* Goal *
Could you lay out the listing as a JSON list of strings, one string per line and blank lines omitted, starting at its first line and going up to and including the line with "bar[interactable] xyxy=(1612,1330,1630,1369)"?

* Record list *
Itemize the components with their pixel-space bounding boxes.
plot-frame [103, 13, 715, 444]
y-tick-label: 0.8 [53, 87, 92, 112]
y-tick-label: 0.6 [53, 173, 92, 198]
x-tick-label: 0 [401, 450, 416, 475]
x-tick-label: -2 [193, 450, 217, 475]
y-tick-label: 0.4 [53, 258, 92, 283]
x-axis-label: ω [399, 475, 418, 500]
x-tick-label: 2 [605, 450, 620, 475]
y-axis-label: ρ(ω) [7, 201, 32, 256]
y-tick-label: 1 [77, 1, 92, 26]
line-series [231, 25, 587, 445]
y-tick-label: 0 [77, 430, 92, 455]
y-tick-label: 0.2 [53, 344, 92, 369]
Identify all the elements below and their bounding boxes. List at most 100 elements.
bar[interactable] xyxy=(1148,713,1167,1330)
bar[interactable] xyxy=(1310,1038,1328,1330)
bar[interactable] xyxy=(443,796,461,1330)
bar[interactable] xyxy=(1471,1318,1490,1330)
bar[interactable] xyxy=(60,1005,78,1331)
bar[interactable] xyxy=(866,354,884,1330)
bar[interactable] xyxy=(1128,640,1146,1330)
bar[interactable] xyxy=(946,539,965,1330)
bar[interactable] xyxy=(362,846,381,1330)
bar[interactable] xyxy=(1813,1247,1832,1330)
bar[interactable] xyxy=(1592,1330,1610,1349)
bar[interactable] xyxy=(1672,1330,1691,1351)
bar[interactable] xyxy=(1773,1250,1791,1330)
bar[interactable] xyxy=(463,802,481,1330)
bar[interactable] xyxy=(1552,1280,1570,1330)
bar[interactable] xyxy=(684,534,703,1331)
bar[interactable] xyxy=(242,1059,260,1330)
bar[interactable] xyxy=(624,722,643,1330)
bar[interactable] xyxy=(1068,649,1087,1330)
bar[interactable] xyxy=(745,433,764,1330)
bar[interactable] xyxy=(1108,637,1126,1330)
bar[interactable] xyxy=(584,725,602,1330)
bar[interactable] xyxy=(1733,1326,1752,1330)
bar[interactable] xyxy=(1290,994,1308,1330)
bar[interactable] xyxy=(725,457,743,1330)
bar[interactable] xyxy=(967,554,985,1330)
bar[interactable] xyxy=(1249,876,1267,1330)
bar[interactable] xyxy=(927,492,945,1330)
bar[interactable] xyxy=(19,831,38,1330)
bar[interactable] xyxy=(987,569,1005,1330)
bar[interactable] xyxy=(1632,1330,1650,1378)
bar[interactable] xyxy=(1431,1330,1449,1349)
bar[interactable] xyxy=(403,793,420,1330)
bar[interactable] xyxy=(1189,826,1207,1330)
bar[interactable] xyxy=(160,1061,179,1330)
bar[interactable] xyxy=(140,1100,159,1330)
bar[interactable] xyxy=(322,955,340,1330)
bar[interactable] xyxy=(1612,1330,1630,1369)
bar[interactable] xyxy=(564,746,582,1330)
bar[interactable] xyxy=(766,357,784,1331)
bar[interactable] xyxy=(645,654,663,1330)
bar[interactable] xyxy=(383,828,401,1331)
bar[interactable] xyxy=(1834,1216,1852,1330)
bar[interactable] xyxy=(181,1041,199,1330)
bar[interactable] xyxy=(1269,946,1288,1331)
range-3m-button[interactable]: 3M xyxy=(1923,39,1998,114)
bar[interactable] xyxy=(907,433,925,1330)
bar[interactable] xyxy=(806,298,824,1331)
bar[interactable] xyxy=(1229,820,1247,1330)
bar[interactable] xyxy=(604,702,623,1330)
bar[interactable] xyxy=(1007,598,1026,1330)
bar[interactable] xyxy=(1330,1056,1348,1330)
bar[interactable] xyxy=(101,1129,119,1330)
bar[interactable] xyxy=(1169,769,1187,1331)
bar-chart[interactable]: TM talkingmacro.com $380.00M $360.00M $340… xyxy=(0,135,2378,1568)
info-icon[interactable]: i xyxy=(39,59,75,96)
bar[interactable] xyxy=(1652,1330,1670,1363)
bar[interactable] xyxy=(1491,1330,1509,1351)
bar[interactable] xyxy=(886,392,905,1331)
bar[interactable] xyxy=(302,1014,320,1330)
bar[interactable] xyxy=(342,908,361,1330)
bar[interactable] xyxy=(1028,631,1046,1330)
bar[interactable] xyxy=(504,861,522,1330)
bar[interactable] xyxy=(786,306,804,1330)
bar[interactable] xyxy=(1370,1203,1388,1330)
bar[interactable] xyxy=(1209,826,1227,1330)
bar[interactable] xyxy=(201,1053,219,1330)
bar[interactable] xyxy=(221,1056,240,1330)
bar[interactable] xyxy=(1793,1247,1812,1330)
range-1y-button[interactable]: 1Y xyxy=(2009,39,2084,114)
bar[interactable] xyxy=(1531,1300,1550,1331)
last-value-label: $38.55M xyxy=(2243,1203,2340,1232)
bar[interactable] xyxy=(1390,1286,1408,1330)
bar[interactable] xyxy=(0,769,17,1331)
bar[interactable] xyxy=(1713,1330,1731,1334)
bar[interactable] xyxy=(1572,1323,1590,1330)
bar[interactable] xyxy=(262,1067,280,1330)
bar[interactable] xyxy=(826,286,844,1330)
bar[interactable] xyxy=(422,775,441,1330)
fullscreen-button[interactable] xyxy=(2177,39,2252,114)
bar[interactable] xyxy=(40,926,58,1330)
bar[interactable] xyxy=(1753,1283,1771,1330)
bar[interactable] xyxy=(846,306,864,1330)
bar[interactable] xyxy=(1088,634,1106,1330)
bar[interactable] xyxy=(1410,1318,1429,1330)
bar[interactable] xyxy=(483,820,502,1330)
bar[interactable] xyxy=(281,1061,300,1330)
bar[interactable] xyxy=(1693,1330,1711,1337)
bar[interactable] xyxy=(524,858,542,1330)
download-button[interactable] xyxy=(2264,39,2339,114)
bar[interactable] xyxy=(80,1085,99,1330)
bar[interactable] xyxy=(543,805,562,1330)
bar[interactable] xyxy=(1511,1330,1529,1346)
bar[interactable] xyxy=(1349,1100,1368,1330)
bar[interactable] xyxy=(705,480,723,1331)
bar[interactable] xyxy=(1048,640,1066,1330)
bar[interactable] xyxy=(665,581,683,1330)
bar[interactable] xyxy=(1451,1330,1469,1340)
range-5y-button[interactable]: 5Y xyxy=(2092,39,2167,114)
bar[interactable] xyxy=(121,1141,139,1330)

* The reply *
[
  "Itemize the components with their pixel-space bounding boxes.",
  "plot-frame [103, 13, 715, 444]",
  "y-tick-label: 0.8 [53, 87, 92, 112]",
  "y-tick-label: 0.6 [53, 173, 92, 198]",
  "x-tick-label: 0 [401, 450, 416, 475]",
  "x-tick-label: -2 [193, 450, 217, 475]",
  "y-tick-label: 0.4 [53, 258, 92, 283]",
  "x-axis-label: ω [399, 475, 418, 500]",
  "x-tick-label: 2 [605, 450, 620, 475]",
  "y-axis-label: ρ(ω) [7, 201, 32, 256]",
  "y-tick-label: 1 [77, 1, 92, 26]",
  "line-series [231, 25, 587, 445]",
  "y-tick-label: 0 [77, 430, 92, 455]",
  "y-tick-label: 0.2 [53, 344, 92, 369]",
  "Identify all the elements below and their bounding boxes. List at most 100 elements.",
  "bar[interactable] xyxy=(1148,713,1167,1330)",
  "bar[interactable] xyxy=(1310,1038,1328,1330)",
  "bar[interactable] xyxy=(443,796,461,1330)",
  "bar[interactable] xyxy=(1471,1318,1490,1330)",
  "bar[interactable] xyxy=(60,1005,78,1331)",
  "bar[interactable] xyxy=(866,354,884,1330)",
  "bar[interactable] xyxy=(1128,640,1146,1330)",
  "bar[interactable] xyxy=(946,539,965,1330)",
  "bar[interactable] xyxy=(362,846,381,1330)",
  "bar[interactable] xyxy=(1813,1247,1832,1330)",
  "bar[interactable] xyxy=(1592,1330,1610,1349)",
  "bar[interactable] xyxy=(1672,1330,1691,1351)",
  "bar[interactable] xyxy=(1773,1250,1791,1330)",
  "bar[interactable] xyxy=(463,802,481,1330)",
  "bar[interactable] xyxy=(1552,1280,1570,1330)",
  "bar[interactable] xyxy=(684,534,703,1331)",
  "bar[interactable] xyxy=(242,1059,260,1330)",
  "bar[interactable] xyxy=(624,722,643,1330)",
  "bar[interactable] xyxy=(1068,649,1087,1330)",
  "bar[interactable] xyxy=(745,433,764,1330)",
  "bar[interactable] xyxy=(1108,637,1126,1330)",
  "bar[interactable] xyxy=(584,725,602,1330)",
  "bar[interactable] xyxy=(1733,1326,1752,1330)",
  "bar[interactable] xyxy=(1290,994,1308,1330)",
  "bar[interactable] xyxy=(725,457,743,1330)",
  "bar[interactable] xyxy=(967,554,985,1330)",
  "bar[interactable] xyxy=(1249,876,1267,1330)",
  "bar[interactable] xyxy=(927,492,945,1330)",
  "bar[interactable] xyxy=(19,831,38,1330)",
  "bar[interactable] xyxy=(987,569,1005,1330)",
  "bar[interactable] xyxy=(1632,1330,1650,1378)",
  "bar[interactable] xyxy=(1431,1330,1449,1349)",
  "bar[interactable] xyxy=(403,793,420,1330)",
  "bar[interactable] xyxy=(1189,826,1207,1330)",
  "bar[interactable] xyxy=(160,1061,179,1330)",
  "bar[interactable] xyxy=(140,1100,159,1330)",
  "bar[interactable] xyxy=(322,955,340,1330)",
  "bar[interactable] xyxy=(1612,1330,1630,1369)"
]